§ TO BE DONE
In the entries below, find every line holding the string "reportWebVitals" and collect it.

Extracted data entries:
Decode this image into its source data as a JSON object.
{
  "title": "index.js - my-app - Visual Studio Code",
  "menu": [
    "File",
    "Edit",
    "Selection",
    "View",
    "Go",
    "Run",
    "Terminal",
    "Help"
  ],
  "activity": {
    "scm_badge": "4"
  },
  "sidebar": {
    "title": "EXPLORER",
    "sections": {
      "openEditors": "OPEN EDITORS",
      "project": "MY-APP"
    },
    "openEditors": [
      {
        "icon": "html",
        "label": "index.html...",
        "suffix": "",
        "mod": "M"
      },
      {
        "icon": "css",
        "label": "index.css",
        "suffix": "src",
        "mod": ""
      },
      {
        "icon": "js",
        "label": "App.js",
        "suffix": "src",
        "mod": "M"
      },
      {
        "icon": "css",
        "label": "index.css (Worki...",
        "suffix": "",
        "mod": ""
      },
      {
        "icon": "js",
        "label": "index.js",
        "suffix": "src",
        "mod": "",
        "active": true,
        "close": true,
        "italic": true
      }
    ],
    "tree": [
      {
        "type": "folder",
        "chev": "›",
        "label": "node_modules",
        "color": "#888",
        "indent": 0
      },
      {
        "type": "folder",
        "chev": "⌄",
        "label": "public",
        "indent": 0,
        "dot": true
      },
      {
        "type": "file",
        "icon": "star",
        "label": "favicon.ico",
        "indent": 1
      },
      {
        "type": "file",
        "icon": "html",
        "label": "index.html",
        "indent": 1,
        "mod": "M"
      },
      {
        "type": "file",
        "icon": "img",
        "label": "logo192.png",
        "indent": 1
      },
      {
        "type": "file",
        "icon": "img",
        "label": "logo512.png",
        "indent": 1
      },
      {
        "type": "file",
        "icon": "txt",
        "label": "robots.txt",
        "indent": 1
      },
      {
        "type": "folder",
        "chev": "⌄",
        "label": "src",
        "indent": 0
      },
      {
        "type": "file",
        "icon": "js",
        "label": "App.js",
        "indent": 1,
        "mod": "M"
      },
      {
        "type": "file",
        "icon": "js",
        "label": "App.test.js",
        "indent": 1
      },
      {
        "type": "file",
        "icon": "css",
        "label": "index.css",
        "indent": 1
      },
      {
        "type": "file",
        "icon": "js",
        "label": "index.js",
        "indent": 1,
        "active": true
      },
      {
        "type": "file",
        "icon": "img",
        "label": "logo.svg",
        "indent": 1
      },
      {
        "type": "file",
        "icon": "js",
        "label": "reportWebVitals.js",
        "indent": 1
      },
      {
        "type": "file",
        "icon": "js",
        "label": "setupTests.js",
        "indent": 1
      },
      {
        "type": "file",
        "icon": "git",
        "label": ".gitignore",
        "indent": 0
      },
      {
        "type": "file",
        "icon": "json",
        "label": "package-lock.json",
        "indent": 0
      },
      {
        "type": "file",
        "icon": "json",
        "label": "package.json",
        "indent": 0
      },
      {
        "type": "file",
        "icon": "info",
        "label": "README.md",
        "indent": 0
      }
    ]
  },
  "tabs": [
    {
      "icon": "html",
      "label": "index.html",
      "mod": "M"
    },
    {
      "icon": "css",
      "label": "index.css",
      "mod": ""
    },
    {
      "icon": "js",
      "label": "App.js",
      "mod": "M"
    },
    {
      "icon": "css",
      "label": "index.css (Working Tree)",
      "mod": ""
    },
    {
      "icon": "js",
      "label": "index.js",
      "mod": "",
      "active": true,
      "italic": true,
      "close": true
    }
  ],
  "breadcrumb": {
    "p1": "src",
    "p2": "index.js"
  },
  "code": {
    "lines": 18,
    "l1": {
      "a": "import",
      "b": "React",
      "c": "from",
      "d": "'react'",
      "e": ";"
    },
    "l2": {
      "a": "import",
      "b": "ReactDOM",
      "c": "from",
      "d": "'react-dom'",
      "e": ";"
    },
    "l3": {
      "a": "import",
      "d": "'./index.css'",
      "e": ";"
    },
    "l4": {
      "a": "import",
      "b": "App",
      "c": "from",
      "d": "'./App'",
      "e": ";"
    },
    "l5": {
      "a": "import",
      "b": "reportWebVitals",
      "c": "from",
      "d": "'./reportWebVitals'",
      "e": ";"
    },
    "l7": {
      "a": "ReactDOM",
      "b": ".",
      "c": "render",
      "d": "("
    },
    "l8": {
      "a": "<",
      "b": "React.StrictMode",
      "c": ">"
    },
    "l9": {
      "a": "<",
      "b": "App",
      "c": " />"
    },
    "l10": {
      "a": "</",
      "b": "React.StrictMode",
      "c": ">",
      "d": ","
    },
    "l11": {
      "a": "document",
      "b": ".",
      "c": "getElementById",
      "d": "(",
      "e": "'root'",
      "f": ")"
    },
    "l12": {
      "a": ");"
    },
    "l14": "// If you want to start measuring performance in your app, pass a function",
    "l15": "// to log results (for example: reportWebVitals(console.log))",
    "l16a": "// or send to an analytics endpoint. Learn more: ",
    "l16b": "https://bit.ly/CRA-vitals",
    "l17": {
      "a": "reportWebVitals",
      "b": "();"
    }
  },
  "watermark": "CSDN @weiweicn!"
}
==
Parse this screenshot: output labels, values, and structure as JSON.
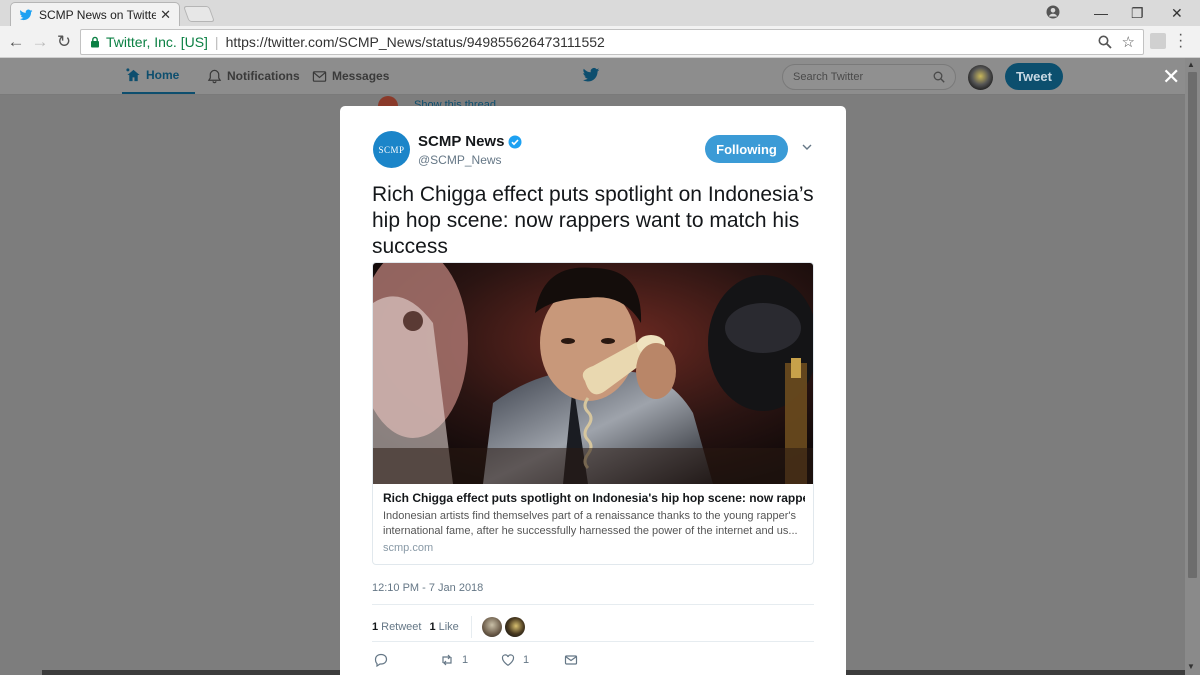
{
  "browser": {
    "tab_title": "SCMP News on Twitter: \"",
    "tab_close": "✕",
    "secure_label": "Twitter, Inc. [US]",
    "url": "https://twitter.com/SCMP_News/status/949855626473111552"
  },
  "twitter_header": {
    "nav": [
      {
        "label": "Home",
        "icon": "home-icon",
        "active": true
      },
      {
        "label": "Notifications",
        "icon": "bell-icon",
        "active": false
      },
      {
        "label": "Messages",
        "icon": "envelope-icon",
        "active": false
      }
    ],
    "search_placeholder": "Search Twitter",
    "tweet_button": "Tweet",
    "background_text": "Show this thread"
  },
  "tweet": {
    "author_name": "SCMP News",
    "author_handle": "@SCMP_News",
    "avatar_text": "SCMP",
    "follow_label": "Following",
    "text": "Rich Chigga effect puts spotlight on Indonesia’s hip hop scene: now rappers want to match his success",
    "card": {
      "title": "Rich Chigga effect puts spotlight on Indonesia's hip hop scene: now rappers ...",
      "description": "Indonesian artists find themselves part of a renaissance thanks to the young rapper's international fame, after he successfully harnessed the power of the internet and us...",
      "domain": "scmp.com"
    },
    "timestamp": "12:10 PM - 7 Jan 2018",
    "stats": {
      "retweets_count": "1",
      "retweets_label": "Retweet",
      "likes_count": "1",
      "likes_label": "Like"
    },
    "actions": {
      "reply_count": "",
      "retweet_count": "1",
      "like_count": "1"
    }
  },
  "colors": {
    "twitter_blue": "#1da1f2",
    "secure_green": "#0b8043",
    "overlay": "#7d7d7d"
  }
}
---
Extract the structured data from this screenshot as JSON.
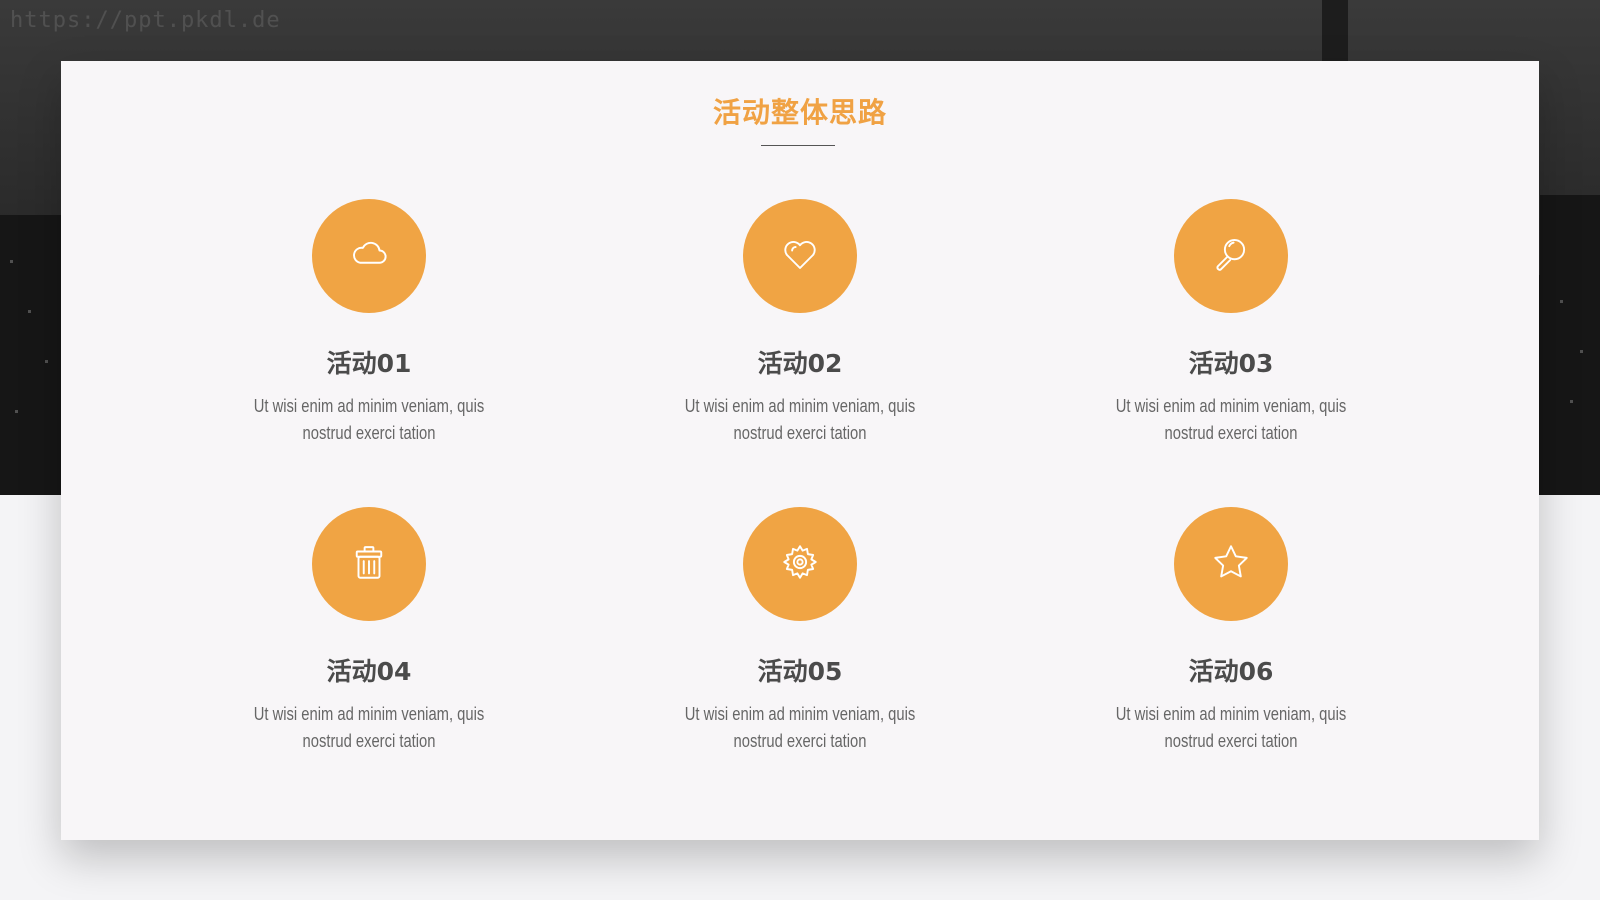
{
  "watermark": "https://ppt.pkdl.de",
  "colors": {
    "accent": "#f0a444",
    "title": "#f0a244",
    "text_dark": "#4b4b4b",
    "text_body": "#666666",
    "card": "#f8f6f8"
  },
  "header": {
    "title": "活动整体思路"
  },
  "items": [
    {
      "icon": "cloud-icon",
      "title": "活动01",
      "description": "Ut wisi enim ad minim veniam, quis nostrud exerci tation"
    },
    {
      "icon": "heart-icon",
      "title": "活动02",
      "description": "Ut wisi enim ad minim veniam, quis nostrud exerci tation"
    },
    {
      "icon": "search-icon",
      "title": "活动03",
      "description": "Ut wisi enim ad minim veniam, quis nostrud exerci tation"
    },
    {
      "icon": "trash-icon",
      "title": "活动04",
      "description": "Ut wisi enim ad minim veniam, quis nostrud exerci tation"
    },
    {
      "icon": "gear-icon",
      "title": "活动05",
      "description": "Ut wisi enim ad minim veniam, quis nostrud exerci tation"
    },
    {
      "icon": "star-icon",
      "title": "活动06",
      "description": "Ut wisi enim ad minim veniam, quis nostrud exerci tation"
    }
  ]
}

§ RESPONSE TO THIS TASK
        "label": "reportWebVitals.js",
      "b": "reportWebVitals",
      "d": "'./reportWebVitals'",
    "l15": "// to log results (for example: reportWebVitals(console.log))",
      "a": "reportWebVitals",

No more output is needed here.